GOAL: What lines of the data include the string "footer"? Copy them all.

***** PROVIDED RECORDS *****

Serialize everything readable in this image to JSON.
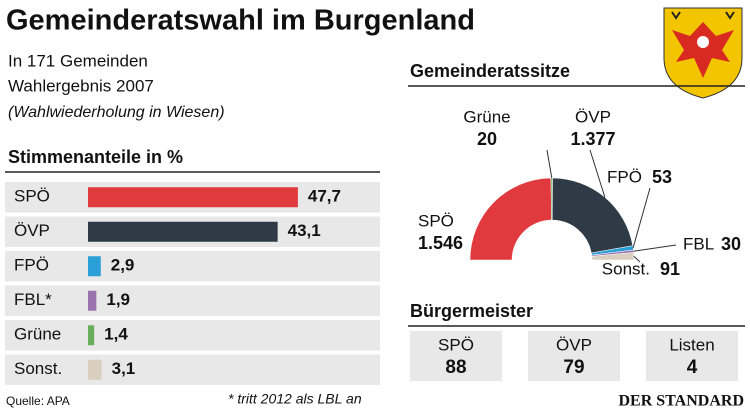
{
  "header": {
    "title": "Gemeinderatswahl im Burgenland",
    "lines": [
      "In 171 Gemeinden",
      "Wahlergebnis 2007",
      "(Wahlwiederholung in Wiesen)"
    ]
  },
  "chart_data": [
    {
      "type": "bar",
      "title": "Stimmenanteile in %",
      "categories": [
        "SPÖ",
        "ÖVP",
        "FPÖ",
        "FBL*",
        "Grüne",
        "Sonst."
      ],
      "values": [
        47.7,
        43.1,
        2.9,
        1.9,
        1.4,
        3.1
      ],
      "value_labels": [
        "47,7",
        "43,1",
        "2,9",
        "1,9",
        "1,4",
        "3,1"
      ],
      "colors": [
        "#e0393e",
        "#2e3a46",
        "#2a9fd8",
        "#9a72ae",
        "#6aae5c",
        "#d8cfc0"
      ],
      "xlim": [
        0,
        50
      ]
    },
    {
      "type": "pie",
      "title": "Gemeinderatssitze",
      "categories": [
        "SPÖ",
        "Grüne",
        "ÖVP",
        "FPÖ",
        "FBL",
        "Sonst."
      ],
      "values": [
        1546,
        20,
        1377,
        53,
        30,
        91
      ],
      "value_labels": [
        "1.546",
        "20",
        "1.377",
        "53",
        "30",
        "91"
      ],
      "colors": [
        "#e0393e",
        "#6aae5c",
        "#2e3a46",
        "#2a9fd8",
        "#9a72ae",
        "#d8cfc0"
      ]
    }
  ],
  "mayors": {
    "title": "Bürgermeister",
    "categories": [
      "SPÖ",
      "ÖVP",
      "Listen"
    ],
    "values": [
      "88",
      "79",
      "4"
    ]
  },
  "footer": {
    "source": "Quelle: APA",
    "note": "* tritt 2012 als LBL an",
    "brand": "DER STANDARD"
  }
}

*****
***** PROVIDED RECORDS *****

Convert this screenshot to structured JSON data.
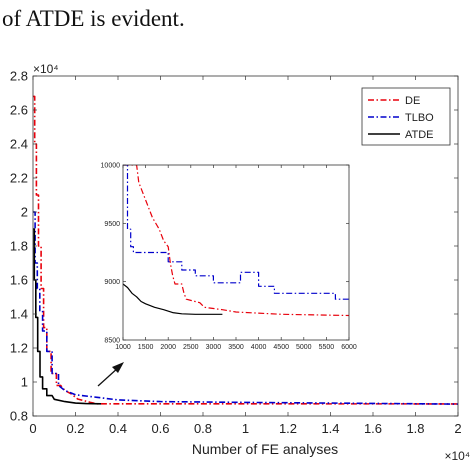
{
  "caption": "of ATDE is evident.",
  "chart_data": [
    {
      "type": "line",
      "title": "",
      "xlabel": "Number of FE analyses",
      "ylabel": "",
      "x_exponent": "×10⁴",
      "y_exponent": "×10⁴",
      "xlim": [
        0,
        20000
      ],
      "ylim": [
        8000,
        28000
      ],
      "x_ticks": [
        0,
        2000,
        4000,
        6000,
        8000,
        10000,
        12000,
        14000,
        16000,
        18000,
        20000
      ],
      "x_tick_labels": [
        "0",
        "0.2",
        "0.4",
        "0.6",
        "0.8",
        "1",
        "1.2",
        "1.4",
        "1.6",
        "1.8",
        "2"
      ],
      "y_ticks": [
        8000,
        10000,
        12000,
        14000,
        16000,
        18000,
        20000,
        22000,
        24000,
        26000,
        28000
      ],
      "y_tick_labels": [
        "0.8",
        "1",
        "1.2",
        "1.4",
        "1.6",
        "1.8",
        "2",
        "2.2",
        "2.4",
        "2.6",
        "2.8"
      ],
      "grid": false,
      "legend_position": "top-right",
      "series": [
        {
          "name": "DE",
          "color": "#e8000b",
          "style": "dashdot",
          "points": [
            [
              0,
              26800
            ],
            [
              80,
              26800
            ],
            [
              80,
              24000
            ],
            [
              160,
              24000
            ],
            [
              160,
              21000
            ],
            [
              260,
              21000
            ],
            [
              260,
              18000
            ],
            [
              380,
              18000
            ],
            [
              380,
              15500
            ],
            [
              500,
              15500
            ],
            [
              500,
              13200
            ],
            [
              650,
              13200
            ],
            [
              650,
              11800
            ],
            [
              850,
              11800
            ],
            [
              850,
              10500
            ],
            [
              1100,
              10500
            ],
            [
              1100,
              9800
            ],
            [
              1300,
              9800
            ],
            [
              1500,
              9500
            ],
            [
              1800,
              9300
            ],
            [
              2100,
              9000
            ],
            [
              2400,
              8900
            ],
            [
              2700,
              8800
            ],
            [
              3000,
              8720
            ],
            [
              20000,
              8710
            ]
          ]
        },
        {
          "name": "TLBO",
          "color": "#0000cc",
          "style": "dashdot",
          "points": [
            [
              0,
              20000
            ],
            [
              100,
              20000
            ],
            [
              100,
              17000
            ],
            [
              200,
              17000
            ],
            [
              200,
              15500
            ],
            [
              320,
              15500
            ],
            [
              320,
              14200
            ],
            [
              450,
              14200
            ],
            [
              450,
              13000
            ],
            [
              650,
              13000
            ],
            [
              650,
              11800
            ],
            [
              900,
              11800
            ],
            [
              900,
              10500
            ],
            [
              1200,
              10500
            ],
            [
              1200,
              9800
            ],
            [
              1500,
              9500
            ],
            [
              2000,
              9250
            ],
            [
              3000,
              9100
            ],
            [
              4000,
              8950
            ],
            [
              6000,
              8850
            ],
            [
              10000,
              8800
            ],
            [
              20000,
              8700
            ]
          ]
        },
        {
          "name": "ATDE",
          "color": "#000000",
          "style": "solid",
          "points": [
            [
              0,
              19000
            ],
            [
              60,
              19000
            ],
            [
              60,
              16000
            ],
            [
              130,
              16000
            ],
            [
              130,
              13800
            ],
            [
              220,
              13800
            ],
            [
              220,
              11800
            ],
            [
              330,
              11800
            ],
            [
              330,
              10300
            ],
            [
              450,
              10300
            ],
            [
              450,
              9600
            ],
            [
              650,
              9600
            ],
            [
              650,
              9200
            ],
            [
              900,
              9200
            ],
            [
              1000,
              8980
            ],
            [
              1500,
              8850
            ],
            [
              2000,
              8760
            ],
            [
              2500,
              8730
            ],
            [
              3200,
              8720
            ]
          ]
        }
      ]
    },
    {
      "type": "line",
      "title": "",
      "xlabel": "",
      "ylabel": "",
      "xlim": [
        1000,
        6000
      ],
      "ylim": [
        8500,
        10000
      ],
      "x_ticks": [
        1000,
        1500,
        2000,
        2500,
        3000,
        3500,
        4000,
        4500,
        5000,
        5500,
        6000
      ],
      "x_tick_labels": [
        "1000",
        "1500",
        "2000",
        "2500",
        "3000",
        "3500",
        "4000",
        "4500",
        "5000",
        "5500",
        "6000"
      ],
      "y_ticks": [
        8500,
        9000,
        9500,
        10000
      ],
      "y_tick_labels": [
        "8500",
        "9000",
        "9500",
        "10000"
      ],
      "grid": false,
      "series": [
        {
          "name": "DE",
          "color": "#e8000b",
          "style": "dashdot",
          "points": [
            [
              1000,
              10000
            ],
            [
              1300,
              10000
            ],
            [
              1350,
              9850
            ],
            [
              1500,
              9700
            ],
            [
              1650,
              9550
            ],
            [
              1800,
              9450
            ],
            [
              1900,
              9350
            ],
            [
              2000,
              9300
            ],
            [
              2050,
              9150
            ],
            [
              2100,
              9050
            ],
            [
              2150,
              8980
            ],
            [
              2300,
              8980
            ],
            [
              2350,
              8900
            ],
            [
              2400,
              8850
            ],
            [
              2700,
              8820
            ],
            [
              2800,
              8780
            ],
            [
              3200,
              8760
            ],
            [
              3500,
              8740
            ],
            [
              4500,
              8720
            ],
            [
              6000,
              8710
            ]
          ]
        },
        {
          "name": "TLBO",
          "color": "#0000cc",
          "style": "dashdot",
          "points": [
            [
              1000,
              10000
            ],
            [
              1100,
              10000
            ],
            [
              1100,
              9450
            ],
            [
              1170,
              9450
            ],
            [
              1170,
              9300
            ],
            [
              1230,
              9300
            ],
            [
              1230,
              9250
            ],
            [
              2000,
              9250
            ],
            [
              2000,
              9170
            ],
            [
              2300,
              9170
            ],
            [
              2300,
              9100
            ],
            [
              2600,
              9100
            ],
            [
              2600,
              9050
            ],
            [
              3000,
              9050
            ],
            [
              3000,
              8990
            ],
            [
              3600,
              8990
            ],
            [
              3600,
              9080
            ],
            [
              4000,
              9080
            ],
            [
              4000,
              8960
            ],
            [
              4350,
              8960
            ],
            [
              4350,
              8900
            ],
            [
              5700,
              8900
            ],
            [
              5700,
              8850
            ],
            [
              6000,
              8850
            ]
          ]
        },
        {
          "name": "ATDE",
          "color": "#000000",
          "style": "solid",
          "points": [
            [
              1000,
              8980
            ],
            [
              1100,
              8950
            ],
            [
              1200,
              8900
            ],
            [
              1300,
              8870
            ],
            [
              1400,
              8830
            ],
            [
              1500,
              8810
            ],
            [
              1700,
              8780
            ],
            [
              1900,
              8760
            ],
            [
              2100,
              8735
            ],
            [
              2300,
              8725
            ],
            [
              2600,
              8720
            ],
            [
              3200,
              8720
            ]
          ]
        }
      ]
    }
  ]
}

*****
***** PROVIDED RECORDS *****

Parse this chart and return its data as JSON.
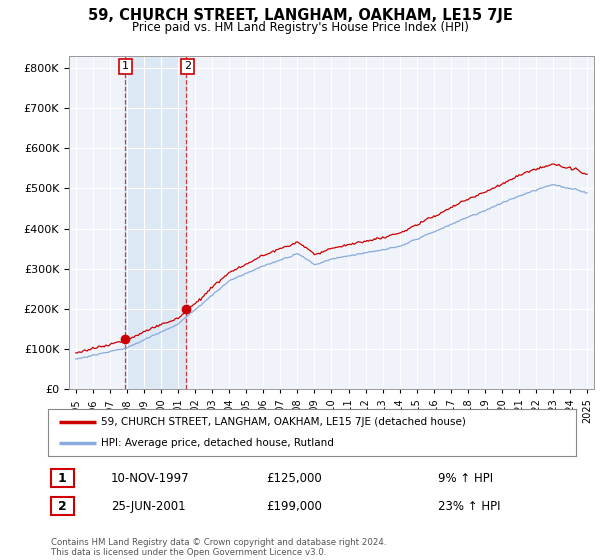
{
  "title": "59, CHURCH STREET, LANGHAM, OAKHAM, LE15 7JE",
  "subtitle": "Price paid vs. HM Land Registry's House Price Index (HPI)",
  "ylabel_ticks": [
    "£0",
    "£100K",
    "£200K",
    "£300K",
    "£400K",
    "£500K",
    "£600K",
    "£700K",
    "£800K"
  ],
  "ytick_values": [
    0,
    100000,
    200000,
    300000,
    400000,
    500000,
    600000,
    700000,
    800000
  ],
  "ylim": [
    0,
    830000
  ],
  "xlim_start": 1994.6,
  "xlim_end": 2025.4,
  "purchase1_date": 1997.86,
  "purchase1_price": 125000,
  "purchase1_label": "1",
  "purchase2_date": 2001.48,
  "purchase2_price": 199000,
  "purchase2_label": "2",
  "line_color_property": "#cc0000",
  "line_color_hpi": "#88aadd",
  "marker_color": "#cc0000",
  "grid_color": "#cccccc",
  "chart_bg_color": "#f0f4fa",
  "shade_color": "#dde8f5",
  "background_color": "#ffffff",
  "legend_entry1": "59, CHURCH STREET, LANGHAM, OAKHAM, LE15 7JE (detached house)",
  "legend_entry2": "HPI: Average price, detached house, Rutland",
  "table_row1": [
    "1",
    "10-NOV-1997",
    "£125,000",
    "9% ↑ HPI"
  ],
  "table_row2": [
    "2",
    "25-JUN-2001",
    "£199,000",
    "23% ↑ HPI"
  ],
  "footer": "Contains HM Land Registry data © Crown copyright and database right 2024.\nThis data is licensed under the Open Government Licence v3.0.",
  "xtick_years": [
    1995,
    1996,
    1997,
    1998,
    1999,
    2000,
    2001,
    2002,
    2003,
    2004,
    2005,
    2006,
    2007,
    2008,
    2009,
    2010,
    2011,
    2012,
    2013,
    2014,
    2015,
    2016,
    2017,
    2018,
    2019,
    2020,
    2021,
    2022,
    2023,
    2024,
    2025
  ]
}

*****

FINISHED EXERCISE:
  "footer": {
  "footer": "Contains HM Land Registry data © Crown copyright and database right 2024.\nThis data is licensed under the Open Government Licence v3.0.",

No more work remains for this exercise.